- [Brief] Every line that includes the word "headline" is to be listed.

- [Extracted entries]
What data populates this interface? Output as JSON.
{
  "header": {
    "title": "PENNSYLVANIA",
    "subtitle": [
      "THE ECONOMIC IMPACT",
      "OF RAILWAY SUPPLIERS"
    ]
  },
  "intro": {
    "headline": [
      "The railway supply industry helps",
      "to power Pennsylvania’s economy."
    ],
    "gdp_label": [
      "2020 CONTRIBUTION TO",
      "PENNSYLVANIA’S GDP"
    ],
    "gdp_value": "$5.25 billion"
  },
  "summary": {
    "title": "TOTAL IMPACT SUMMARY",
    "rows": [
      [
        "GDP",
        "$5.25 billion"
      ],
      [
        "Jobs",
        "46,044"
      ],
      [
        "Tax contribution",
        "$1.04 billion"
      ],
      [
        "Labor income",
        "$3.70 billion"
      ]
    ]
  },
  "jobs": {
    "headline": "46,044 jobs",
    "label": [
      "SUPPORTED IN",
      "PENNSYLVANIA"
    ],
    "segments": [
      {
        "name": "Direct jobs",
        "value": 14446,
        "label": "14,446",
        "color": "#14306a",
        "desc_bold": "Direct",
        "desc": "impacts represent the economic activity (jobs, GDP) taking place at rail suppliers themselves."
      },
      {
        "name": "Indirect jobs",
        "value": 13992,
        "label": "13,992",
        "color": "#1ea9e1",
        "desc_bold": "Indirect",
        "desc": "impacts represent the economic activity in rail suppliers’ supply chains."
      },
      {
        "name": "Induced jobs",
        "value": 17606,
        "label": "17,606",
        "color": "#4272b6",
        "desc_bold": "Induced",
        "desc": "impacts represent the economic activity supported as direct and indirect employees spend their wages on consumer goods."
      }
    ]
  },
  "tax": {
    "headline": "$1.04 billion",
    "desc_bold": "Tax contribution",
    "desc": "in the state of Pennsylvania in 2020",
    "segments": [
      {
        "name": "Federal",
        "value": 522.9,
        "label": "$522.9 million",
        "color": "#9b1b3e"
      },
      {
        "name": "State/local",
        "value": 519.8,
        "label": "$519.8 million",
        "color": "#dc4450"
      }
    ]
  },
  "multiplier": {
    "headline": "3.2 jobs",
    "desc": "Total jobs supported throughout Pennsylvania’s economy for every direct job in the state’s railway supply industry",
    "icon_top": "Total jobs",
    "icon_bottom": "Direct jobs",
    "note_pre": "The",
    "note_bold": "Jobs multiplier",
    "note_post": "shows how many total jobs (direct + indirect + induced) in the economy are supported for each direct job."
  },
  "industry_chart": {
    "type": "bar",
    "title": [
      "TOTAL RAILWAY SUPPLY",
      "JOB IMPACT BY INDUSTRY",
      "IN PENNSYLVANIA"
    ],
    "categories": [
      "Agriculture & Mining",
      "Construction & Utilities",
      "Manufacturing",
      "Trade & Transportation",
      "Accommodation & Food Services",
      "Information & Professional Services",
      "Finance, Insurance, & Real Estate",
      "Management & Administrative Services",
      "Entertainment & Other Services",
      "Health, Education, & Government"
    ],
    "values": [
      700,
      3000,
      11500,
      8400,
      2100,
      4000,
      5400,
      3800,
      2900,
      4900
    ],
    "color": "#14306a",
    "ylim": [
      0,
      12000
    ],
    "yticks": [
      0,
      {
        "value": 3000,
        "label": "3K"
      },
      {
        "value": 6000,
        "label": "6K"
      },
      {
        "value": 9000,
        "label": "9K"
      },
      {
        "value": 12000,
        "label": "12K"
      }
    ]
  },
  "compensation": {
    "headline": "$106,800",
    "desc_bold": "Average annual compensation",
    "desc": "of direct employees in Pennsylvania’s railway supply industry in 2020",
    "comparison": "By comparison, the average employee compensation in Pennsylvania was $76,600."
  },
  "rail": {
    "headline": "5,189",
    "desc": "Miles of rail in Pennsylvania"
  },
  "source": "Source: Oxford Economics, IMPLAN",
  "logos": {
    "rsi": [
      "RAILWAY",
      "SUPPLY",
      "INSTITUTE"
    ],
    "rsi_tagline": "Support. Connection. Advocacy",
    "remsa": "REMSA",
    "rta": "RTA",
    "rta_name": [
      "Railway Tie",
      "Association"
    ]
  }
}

- [Output for this task]
    "headline": [
    "headline": "46,044 jobs",
    "headline": "$1.04 billion",
    "headline": "3.2 jobs",
    "headline": "$106,800",
    "headline": "5,189",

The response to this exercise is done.